• [INSTRUCTIONS FOR THE TASK]: Wherever the string "procesami" appears, copy the whole line.

Data entries:
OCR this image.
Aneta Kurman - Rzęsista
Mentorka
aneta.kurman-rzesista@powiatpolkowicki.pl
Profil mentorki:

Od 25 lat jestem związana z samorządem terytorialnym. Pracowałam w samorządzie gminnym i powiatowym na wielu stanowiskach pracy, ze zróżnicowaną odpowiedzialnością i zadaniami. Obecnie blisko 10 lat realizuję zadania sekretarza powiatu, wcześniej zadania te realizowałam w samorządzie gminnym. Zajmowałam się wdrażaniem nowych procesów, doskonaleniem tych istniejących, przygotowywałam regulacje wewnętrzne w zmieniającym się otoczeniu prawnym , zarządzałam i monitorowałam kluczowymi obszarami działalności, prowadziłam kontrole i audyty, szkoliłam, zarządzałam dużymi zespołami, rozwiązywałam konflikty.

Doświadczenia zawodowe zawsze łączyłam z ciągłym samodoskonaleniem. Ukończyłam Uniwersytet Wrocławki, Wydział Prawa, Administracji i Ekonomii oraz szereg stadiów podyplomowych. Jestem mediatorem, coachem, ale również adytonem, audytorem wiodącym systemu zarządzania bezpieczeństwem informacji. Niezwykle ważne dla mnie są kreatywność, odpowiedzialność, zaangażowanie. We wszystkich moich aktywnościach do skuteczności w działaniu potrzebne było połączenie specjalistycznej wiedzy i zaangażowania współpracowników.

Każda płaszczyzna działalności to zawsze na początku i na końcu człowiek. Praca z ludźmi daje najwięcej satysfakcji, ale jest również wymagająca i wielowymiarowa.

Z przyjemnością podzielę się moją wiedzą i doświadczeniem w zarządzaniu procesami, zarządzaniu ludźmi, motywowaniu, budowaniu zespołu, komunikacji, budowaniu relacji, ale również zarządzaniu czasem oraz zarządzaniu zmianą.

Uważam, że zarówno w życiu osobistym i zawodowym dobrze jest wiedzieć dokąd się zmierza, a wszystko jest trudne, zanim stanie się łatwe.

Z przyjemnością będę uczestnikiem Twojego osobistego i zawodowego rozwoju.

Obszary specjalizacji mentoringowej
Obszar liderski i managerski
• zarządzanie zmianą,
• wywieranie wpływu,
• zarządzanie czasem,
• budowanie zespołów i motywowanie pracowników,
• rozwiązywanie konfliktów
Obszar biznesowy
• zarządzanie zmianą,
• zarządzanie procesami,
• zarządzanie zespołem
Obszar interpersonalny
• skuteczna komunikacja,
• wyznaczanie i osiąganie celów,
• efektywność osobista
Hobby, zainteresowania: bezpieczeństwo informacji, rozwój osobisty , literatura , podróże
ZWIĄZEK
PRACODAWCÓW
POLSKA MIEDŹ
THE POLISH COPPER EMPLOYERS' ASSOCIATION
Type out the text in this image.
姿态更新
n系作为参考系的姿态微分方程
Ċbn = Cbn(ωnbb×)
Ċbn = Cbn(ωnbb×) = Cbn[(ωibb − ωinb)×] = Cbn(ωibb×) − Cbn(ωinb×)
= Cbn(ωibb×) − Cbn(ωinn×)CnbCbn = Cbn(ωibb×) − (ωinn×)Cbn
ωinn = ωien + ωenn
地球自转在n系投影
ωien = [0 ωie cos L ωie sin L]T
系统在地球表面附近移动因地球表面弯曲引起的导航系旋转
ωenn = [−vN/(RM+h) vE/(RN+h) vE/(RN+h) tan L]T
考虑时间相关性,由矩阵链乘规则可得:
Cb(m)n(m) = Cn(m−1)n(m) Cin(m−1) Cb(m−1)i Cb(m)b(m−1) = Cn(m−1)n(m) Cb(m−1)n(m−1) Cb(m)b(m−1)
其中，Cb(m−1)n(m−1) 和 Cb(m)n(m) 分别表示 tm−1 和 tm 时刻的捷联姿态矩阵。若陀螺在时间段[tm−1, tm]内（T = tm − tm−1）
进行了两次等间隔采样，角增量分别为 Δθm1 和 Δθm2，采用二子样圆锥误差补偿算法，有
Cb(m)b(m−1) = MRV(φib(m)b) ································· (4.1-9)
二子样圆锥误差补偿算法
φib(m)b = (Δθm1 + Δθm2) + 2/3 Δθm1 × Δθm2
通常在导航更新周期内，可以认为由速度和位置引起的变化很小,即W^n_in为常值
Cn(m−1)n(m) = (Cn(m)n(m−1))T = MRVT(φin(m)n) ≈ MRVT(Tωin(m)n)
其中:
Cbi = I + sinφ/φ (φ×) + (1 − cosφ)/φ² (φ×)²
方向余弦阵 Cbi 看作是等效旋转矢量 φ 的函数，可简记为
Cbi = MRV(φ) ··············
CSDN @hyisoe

• [RESPONSE TO THE EXERCISE]:
Z przyjemnością podzielę się moją wiedzą i doświadczeniem w zarządzaniu procesami, zarządzaniu ludźmi, motywowaniu, budowaniu zespołu, komunikacji, budowaniu relacji, ale również zarządzaniu czasem oraz zarządzaniu zmianą.
• zarządzanie procesami,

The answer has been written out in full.